Where a line of the material contains the string "rates", copy that line.
## start
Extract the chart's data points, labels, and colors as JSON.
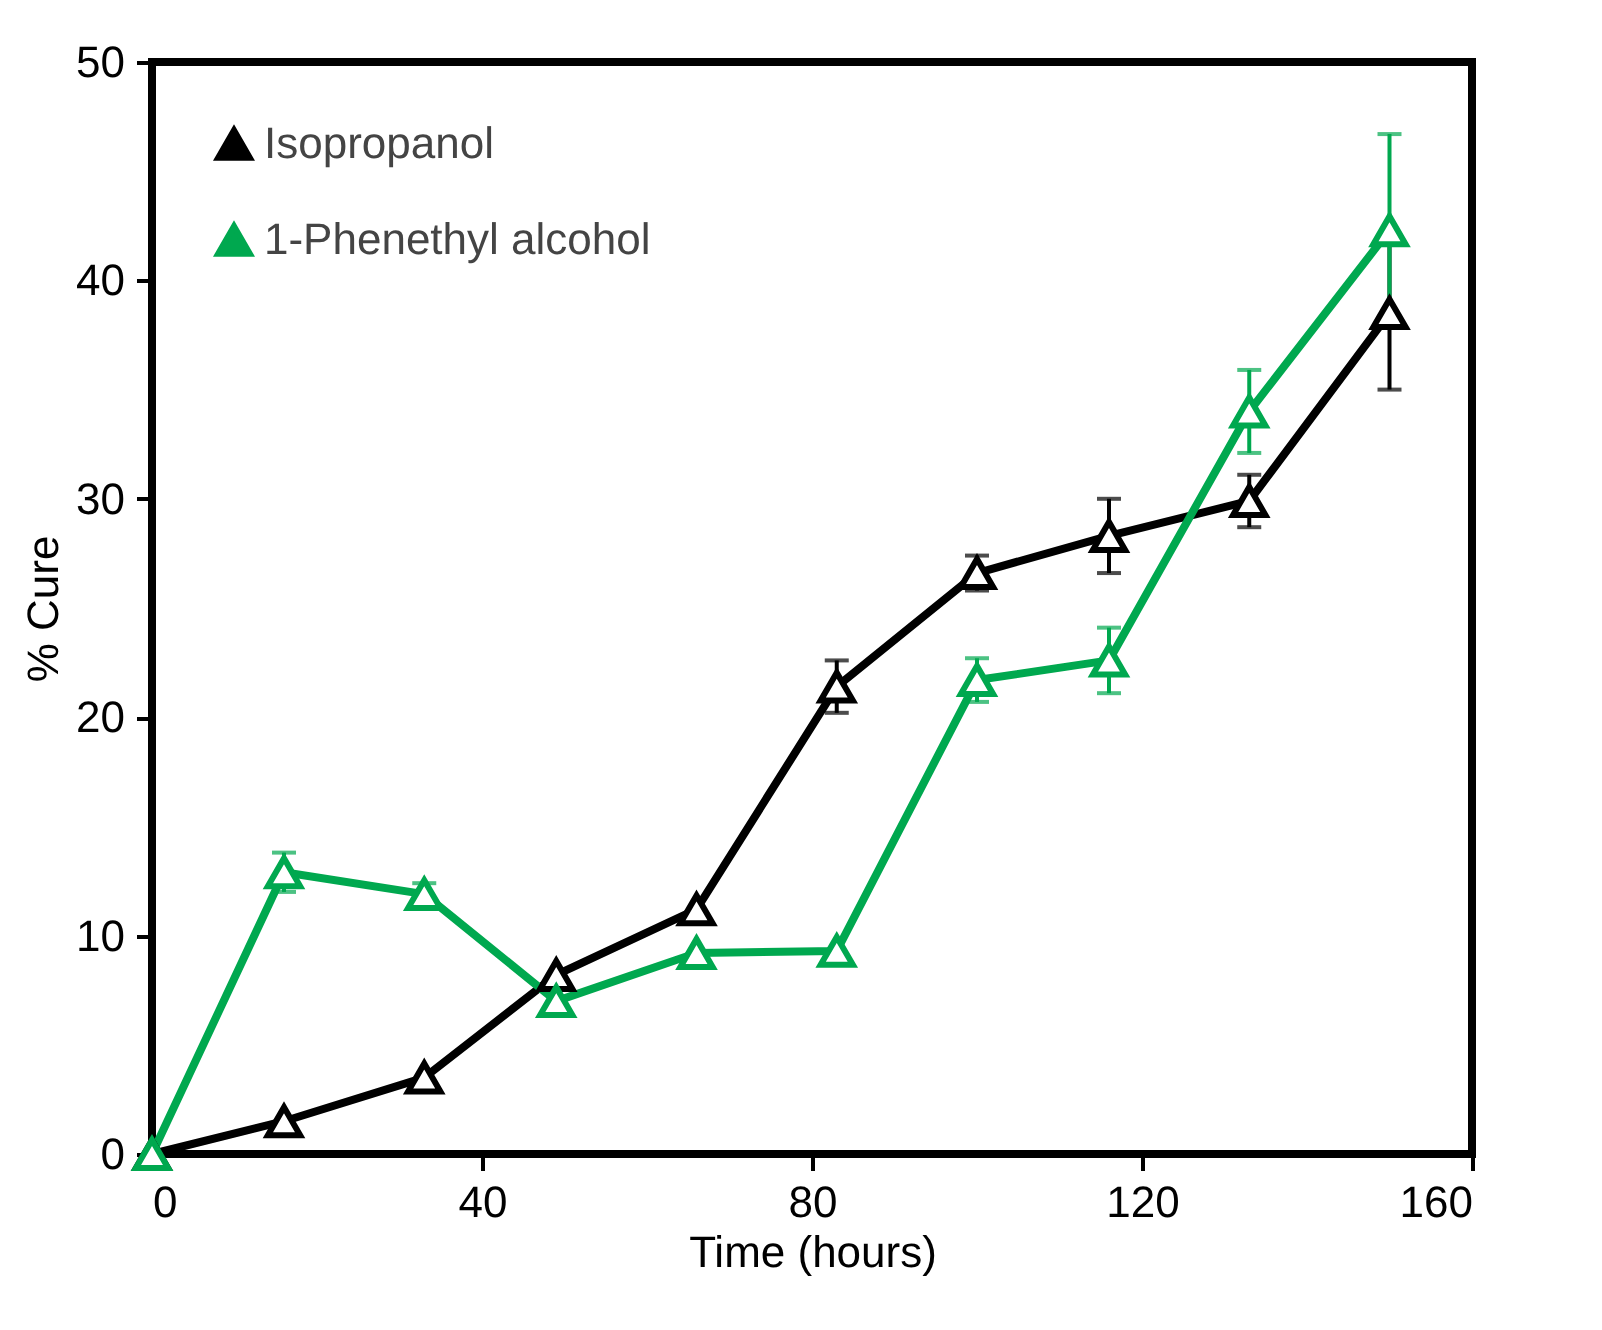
{
  "chart_data": {
    "type": "line",
    "xlabel": "Time (hours)",
    "ylabel": "% Cure",
    "xlim": [
      0,
      160
    ],
    "xticks": [
      0,
      40,
      80,
      120,
      160
    ],
    "ylim": [
      0,
      50
    ],
    "yticks": [
      0,
      10,
      20,
      30,
      40,
      50
    ],
    "grid": false,
    "legend": "top left",
    "marker": "triangle",
    "line_style": "solid",
    "x": [
      0,
      16,
      33,
      49,
      66,
      83,
      100,
      116,
      133,
      150
    ],
    "series": [
      {
        "name": "Isopropanol",
        "color": "#000000",
        "values": [
          0,
          1.5,
          3.5,
          8.2,
          11.2,
          21.4,
          26.6,
          28.3,
          29.9,
          38.5
        ],
        "errors": [
          null,
          null,
          null,
          null,
          null,
          1.2,
          0.8,
          1.7,
          1.2,
          3.5
        ]
      },
      {
        "name": "1-Phenethyl alcohol",
        "color": "#00a84f",
        "values": [
          0,
          12.9,
          11.9,
          7.0,
          9.2,
          9.3,
          21.7,
          22.6,
          34.0,
          42.3
        ],
        "errors": [
          null,
          0.9,
          0.5,
          null,
          null,
          null,
          1.0,
          1.5,
          1.9,
          4.4
        ]
      }
    ]
  }
}
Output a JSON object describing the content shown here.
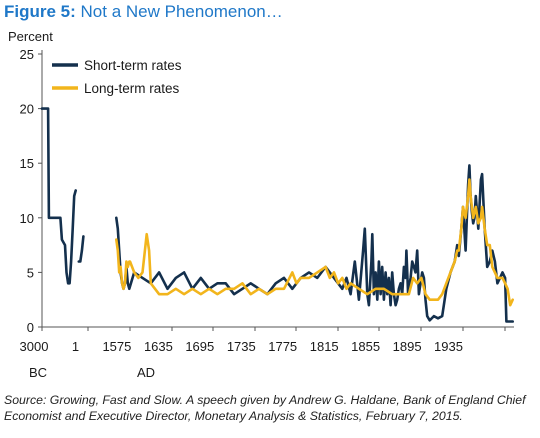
{
  "title": {
    "figure_label": "Figure 5:",
    "text": "Not a New Phenomenon…"
  },
  "source": "Source: Growing, Fast and Slow. A speech given by Andrew G. Haldane, Bank of England Chief Economist and Executive Director, Monetary Analysis & Statistics, February 7, 2015.",
  "colors": {
    "short_term": "#14304d",
    "long_term": "#f2b51c",
    "title": "#1f78c8"
  },
  "chart_data": {
    "type": "line",
    "ylabel": "Percent",
    "ylim": [
      0,
      25
    ],
    "yticks": [
      0,
      5,
      10,
      15,
      20,
      25
    ],
    "xtick_labels": [
      "3000",
      "1",
      "1575",
      "1635",
      "1695",
      "1735",
      "1775",
      "1815",
      "1855",
      "1895",
      "1935",
      "1975"
    ],
    "era_labels": [
      "BC",
      "AD"
    ],
    "grid": false,
    "legend_position": "top-left",
    "series": [
      {
        "name": "Short-term rates",
        "color": "#14304d",
        "segments": [
          [
            [
              -3000,
              20
            ],
            [
              -2800,
              20
            ],
            [
              -2600,
              20
            ],
            [
              -2550,
              10
            ],
            [
              -2300,
              10
            ],
            [
              -2000,
              10
            ],
            [
              -1800,
              10
            ],
            [
              -1700,
              8
            ],
            [
              -1500,
              7.5
            ],
            [
              -1400,
              5
            ],
            [
              -1300,
              4
            ],
            [
              -1200,
              4
            ],
            [
              -1100,
              6
            ],
            [
              -1000,
              9
            ],
            [
              -900,
              12
            ],
            [
              -800,
              12.5
            ]
          ],
          [
            [
              -600,
              6
            ],
            [
              -500,
              6
            ],
            [
              -400,
              7
            ],
            [
              -300,
              8.3
            ]
          ],
          [
            [
              1480,
              10
            ],
            [
              1490,
              9
            ],
            [
              1500,
              7
            ],
            [
              1510,
              5
            ],
            [
              1520,
              4
            ],
            [
              1530,
              3.5
            ],
            [
              1540,
              4
            ],
            [
              1550,
              5.5
            ],
            [
              1560,
              4
            ],
            [
              1570,
              3.5
            ],
            [
              1580,
              5
            ],
            [
              1590,
              4.5
            ],
            [
              1600,
              4
            ],
            [
              1610,
              5
            ],
            [
              1620,
              3.5
            ],
            [
              1630,
              4.5
            ],
            [
              1640,
              5
            ],
            [
              1650,
              3.5
            ],
            [
              1660,
              4.5
            ],
            [
              1670,
              3.5
            ],
            [
              1680,
              4
            ],
            [
              1690,
              4
            ],
            [
              1700,
              3
            ],
            [
              1710,
              3.5
            ],
            [
              1720,
              4
            ],
            [
              1730,
              3.5
            ],
            [
              1740,
              3
            ],
            [
              1750,
              4
            ],
            [
              1760,
              4.5
            ],
            [
              1770,
              3.5
            ],
            [
              1780,
              4.5
            ],
            [
              1790,
              5
            ],
            [
              1800,
              4.5
            ],
            [
              1810,
              5.5
            ],
            [
              1815,
              5
            ],
            [
              1820,
              4.5
            ],
            [
              1825,
              4
            ],
            [
              1830,
              3.5
            ],
            [
              1835,
              4.5
            ],
            [
              1840,
              3
            ],
            [
              1845,
              6
            ],
            [
              1850,
              2.5
            ],
            [
              1855,
              7
            ],
            [
              1857,
              9
            ],
            [
              1860,
              3
            ],
            [
              1862,
              2
            ],
            [
              1865,
              6
            ],
            [
              1866,
              8.5
            ],
            [
              1868,
              3
            ],
            [
              1870,
              5
            ],
            [
              1872,
              2.5
            ],
            [
              1874,
              6
            ],
            [
              1876,
              3
            ],
            [
              1878,
              5.5
            ],
            [
              1880,
              2.5
            ],
            [
              1882,
              5
            ],
            [
              1884,
              3
            ],
            [
              1886,
              4.5
            ],
            [
              1888,
              2
            ],
            [
              1890,
              5
            ],
            [
              1892,
              3
            ],
            [
              1894,
              2
            ],
            [
              1896,
              2.5
            ],
            [
              1898,
              3.5
            ],
            [
              1900,
              4
            ],
            [
              1902,
              3
            ],
            [
              1904,
              5.5
            ],
            [
              1906,
              4.5
            ],
            [
              1907,
              7
            ],
            [
              1909,
              3
            ],
            [
              1912,
              4.5
            ],
            [
              1914,
              6
            ],
            [
              1916,
              5.5
            ],
            [
              1918,
              5
            ],
            [
              1920,
              7
            ],
            [
              1922,
              3
            ],
            [
              1924,
              4
            ],
            [
              1926,
              5
            ],
            [
              1928,
              4.5
            ],
            [
              1930,
              2.5
            ],
            [
              1932,
              1
            ],
            [
              1935,
              0.6
            ],
            [
              1940,
              1
            ],
            [
              1945,
              0.8
            ],
            [
              1950,
              1
            ],
            [
              1955,
              3.5
            ],
            [
              1960,
              5
            ],
            [
              1965,
              6
            ],
            [
              1968,
              7.5
            ],
            [
              1970,
              6.5
            ],
            [
              1973,
              9
            ],
            [
              1975,
              11
            ],
            [
              1977,
              7
            ],
            [
              1979,
              13
            ],
            [
              1980,
              14.8
            ],
            [
              1981,
              12
            ],
            [
              1982,
              10.5
            ],
            [
              1983,
              9.5
            ],
            [
              1984,
              10
            ],
            [
              1985,
              12
            ],
            [
              1987,
              9
            ],
            [
              1989,
              13.5
            ],
            [
              1990,
              14
            ],
            [
              1992,
              9
            ],
            [
              1994,
              5.5
            ],
            [
              1996,
              6
            ],
            [
              1998,
              7
            ],
            [
              2000,
              6
            ],
            [
              2002,
              4
            ],
            [
              2004,
              4.5
            ],
            [
              2006,
              5
            ],
            [
              2008,
              4.5
            ],
            [
              2009,
              0.5
            ],
            [
              2011,
              0.5
            ],
            [
              2014,
              0.5
            ]
          ]
        ]
      },
      {
        "name": "Long-term rates",
        "color": "#f2b51c",
        "segments": [
          [
            [
              1480,
              8
            ],
            [
              1490,
              7
            ],
            [
              1500,
              5
            ],
            [
              1510,
              5.5
            ],
            [
              1520,
              4
            ],
            [
              1530,
              3.5
            ],
            [
              1540,
              4
            ],
            [
              1550,
              6
            ],
            [
              1560,
              5.5
            ],
            [
              1570,
              6
            ],
            [
              1575,
              6
            ],
            [
              1580,
              5
            ],
            [
              1585,
              4.5
            ],
            [
              1590,
              5
            ],
            [
              1595,
              8.5
            ],
            [
              1598,
              7
            ],
            [
              1600,
              4
            ],
            [
              1610,
              3
            ],
            [
              1620,
              3
            ],
            [
              1630,
              3.5
            ],
            [
              1640,
              3
            ],
            [
              1650,
              3.5
            ],
            [
              1660,
              3
            ],
            [
              1670,
              3.5
            ],
            [
              1680,
              3
            ],
            [
              1690,
              3.5
            ],
            [
              1700,
              3.5
            ],
            [
              1710,
              4
            ],
            [
              1720,
              3
            ],
            [
              1730,
              3.5
            ],
            [
              1740,
              3
            ],
            [
              1750,
              3.5
            ],
            [
              1760,
              3.5
            ],
            [
              1770,
              5
            ],
            [
              1775,
              4
            ],
            [
              1780,
              4.5
            ],
            [
              1790,
              4.5
            ],
            [
              1800,
              5
            ],
            [
              1810,
              5.5
            ],
            [
              1815,
              4.5
            ],
            [
              1820,
              5
            ],
            [
              1825,
              4
            ],
            [
              1830,
              4.5
            ],
            [
              1835,
              3.5
            ],
            [
              1840,
              4
            ],
            [
              1850,
              3.5
            ],
            [
              1860,
              3
            ],
            [
              1870,
              3.5
            ],
            [
              1880,
              3.5
            ],
            [
              1890,
              3
            ],
            [
              1900,
              3
            ],
            [
              1910,
              3
            ],
            [
              1915,
              4.5
            ],
            [
              1920,
              4
            ],
            [
              1925,
              4.5
            ],
            [
              1930,
              3
            ],
            [
              1935,
              2.5
            ],
            [
              1940,
              2.5
            ],
            [
              1945,
              2.5
            ],
            [
              1950,
              3
            ],
            [
              1955,
              4
            ],
            [
              1960,
              5
            ],
            [
              1965,
              6
            ],
            [
              1968,
              7
            ],
            [
              1970,
              7
            ],
            [
              1973,
              9
            ],
            [
              1975,
              11
            ],
            [
              1977,
              10
            ],
            [
              1979,
              12
            ],
            [
              1980,
              13.5
            ],
            [
              1981,
              12
            ],
            [
              1983,
              10
            ],
            [
              1985,
              11
            ],
            [
              1987,
              9.5
            ],
            [
              1989,
              10
            ],
            [
              1990,
              11
            ],
            [
              1992,
              9
            ],
            [
              1994,
              7.5
            ],
            [
              1996,
              7.5
            ],
            [
              1998,
              5.5
            ],
            [
              2000,
              5
            ],
            [
              2002,
              4.5
            ],
            [
              2004,
              4.5
            ],
            [
              2006,
              4.5
            ],
            [
              2008,
              4
            ],
            [
              2010,
              3.5
            ],
            [
              2012,
              2
            ],
            [
              2014,
              2.5
            ]
          ]
        ]
      }
    ]
  }
}
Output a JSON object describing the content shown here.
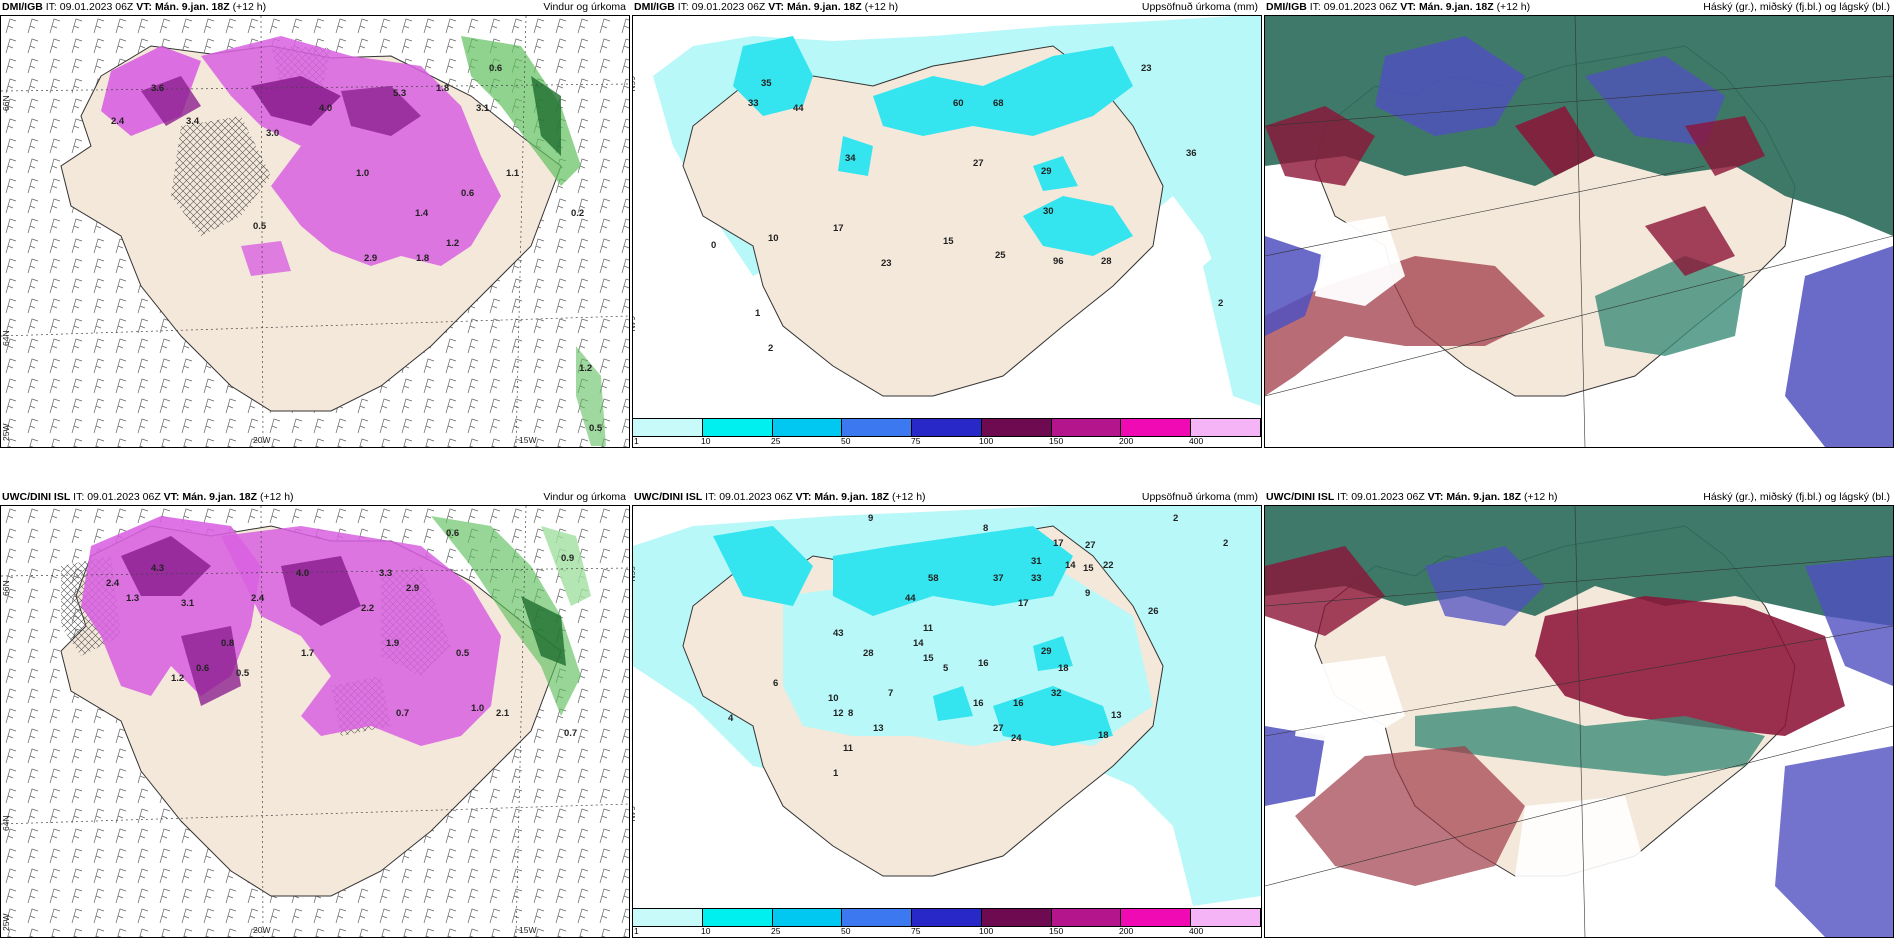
{
  "panels": {
    "p1": {
      "model": "DMI/IGB",
      "it_label": "IT:",
      "it": "09.01.2023 06Z",
      "vt_label": "VT:",
      "vt": "Mán. 9.jan. 18Z",
      "lead": "(+12 h)",
      "title": "Vindur og úrkoma"
    },
    "p2": {
      "model": "DMI/IGB",
      "it_label": "IT:",
      "it": "09.01.2023 06Z",
      "vt_label": "VT:",
      "vt": "Mán. 9.jan. 18Z",
      "lead": "(+12 h)",
      "title": "Uppsöfnuð úrkoma (mm)"
    },
    "p3": {
      "model": "DMI/IGB",
      "it_label": "IT:",
      "it": "09.01.2023 06Z",
      "vt_label": "VT:",
      "vt": "Mán. 9.jan. 18Z",
      "lead": "(+12 h)",
      "title": "Háský (gr.), miðský (fj.bl.) og lágský (bl.)"
    },
    "p4": {
      "model": "UWC/DINI ISL",
      "it_label": "IT:",
      "it": "09.01.2023 06Z",
      "vt_label": "VT:",
      "vt": "Mán. 9.jan. 18Z",
      "lead": "(+12 h)",
      "title": "Vindur og úrkoma"
    },
    "p5": {
      "model": "UWC/DINI ISL",
      "it_label": "IT:",
      "it": "09.01.2023 06Z",
      "vt_label": "VT:",
      "vt": "Mán. 9.jan. 18Z",
      "lead": "(+12 h)",
      "title": "Uppsöfnuð úrkoma (mm)"
    },
    "p6": {
      "model": "UWC/DINI ISL",
      "it_label": "IT:",
      "it": "09.01.2023 06Z",
      "vt_label": "VT:",
      "vt": "Mán. 9.jan. 18Z",
      "lead": "(+12 h)",
      "title": "Háský (gr.), miðský (fj.bl.) og lágský (bl.)"
    }
  },
  "axes": {
    "lat66": "66N",
    "lat64": "64N",
    "lat63": "63N",
    "lon20": "20W",
    "lon15": "15W",
    "lon25": "25W"
  },
  "colorbar": {
    "labels": [
      "1",
      "10",
      "25",
      "50",
      "75",
      "100",
      "150",
      "200",
      "400"
    ],
    "colors": [
      "#c8fafa",
      "#00f0f0",
      "#00c8f0",
      "#3c78f0",
      "#2828c8",
      "#6e0a50",
      "#b4148c",
      "#f00ab4",
      "#f5b4f5"
    ]
  },
  "colors": {
    "land": "#f4e8da",
    "magenta": "#d860e0",
    "darkmagenta": "#8c2090",
    "cyan": "#34e4ee",
    "lightcyan": "#b8f8f8",
    "seagreen": "#2e6e5c",
    "wine": "#8c1438",
    "slate": "#5050c0",
    "green": "#60c060"
  },
  "precip_values": {
    "p1": [
      "3.6",
      "3.4",
      "2.4",
      "3.0",
      "4.0",
      "5.3",
      "1.8",
      "3.1",
      "0.6",
      "1.0",
      "1.4",
      "0.5",
      "0.6",
      "1.2",
      "2.9",
      "1.8",
      "1.1",
      "0.2"
    ],
    "p1_extra": [
      "1.2",
      "0.5"
    ],
    "p2": [
      "35",
      "33",
      "44",
      "34",
      "60",
      "68",
      "27",
      "29",
      "30",
      "23",
      "17",
      "10",
      "0",
      "15",
      "23",
      "25",
      "96",
      "28",
      "1",
      "2",
      "2",
      "36"
    ],
    "p4": [
      "2.4",
      "4.3",
      "1.3",
      "3.1",
      "2.4",
      "4.0",
      "3.3",
      "2.9",
      "1.9",
      "2.2",
      "0.8",
      "0.5",
      "0.6",
      "1.2",
      "1.7",
      "0.7",
      "1.0",
      "0.5",
      "0.9",
      "0.6",
      "2.1",
      "0.7"
    ],
    "p5": [
      "9",
      "8",
      "2",
      "2",
      "17",
      "27",
      "14",
      "15",
      "22",
      "31",
      "33",
      "37",
      "58",
      "44",
      "9",
      "17",
      "43",
      "11",
      "14",
      "15",
      "5",
      "16",
      "28",
      "29",
      "18",
      "32",
      "16",
      "27",
      "24",
      "26",
      "18",
      "13",
      "10",
      "12",
      "8",
      "11",
      "13",
      "16",
      "6",
      "4",
      "7",
      "1"
    ]
  }
}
## end
Exercise response:
        "name": "Short-term rates",
        "name": "Long-term rates",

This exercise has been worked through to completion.